Copy all the data exactly, except the pictures.

**** Data rows

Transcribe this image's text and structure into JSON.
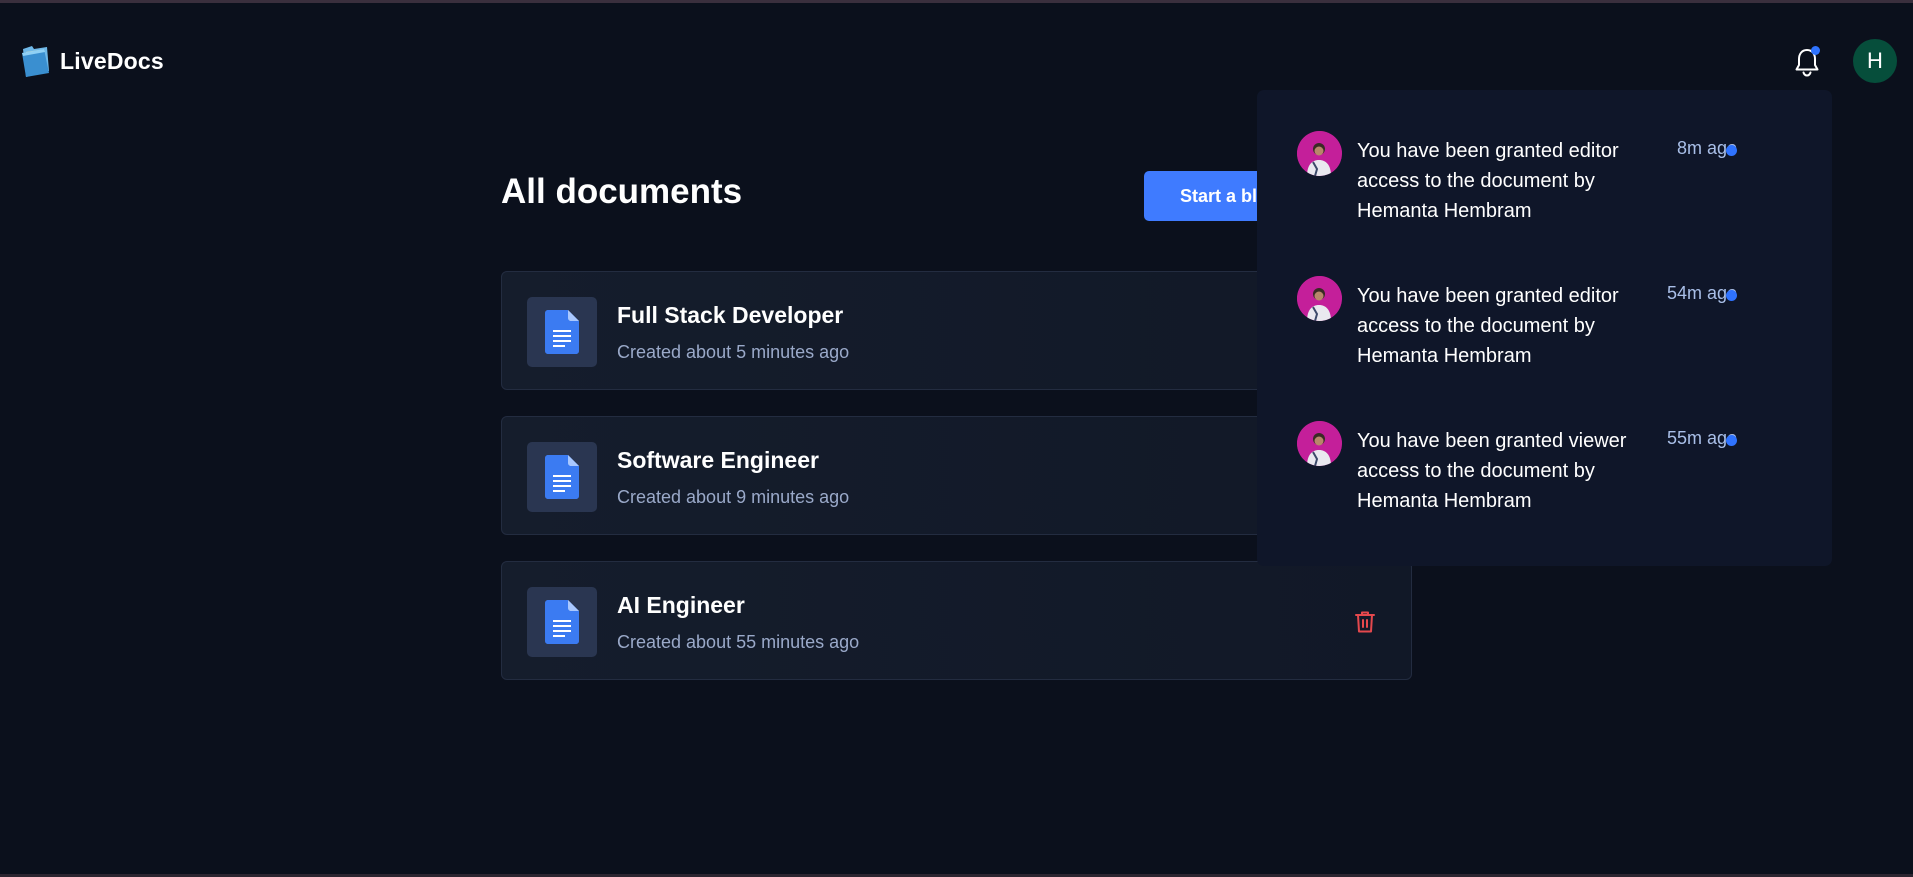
{
  "app": {
    "name": "LiveDocs"
  },
  "header": {
    "avatar_initial": "H"
  },
  "main": {
    "title": "All documents",
    "start_button_label": "Start a blank document"
  },
  "documents": [
    {
      "title": "Full Stack Developer",
      "created": "Created about 5 minutes ago"
    },
    {
      "title": "Software Engineer",
      "created": "Created about 9 minutes ago"
    },
    {
      "title": "AI Engineer",
      "created": "Created about 55 minutes ago"
    }
  ],
  "notifications": [
    {
      "message": "You have been granted editor access to the document by Hemanta Hembram",
      "time": "8m ago"
    },
    {
      "message": "You have been granted editor access to the document by Hemanta Hembram",
      "time": "54m ago"
    },
    {
      "message": "You have been granted viewer access to the document by Hemanta Hembram",
      "time": "55m ago"
    }
  ],
  "icons": {
    "logo": "folder-logo-icon",
    "notifications": "bell-icon",
    "document": "document-icon",
    "delete": "trash-icon",
    "add": "plus-icon"
  },
  "colors": {
    "background": "#0b101c",
    "accent": "#3f7bff",
    "unread_dot": "#2f73ff",
    "delete": "#e5484d",
    "avatar": "#064e3b",
    "panel": "#0f1629"
  }
}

********

● Reply to the exercise
Transcribe this image's text and structure into JSON.
{
  "app": {
    "name": "LiveDocs"
  },
  "header": {
    "avatar_initial": "H"
  },
  "main": {
    "title": "All documents",
    "start_button_label": "Start a blank document"
  },
  "documents": [
    {
      "title": "Full Stack Developer",
      "created": "Created about 5 minutes ago"
    },
    {
      "title": "Software Engineer",
      "created": "Created about 9 minutes ago"
    },
    {
      "title": "AI Engineer",
      "created": "Created about 55 minutes ago"
    }
  ],
  "notifications": [
    {
      "message": "You have been granted editor access to the document by Hemanta Hembram",
      "time": "8m ago"
    },
    {
      "message": "You have been granted editor access to the document by Hemanta Hembram",
      "time": "54m ago"
    },
    {
      "message": "You have been granted viewer access to the document by Hemanta Hembram",
      "time": "55m ago"
    }
  ],
  "icons": {
    "logo": "folder-logo-icon",
    "notifications": "bell-icon",
    "document": "document-icon",
    "delete": "trash-icon",
    "add": "plus-icon"
  },
  "colors": {
    "background": "#0b101c",
    "accent": "#3f7bff",
    "unread_dot": "#2f73ff",
    "delete": "#e5484d",
    "avatar": "#064e3b",
    "panel": "#0f1629"
  }
}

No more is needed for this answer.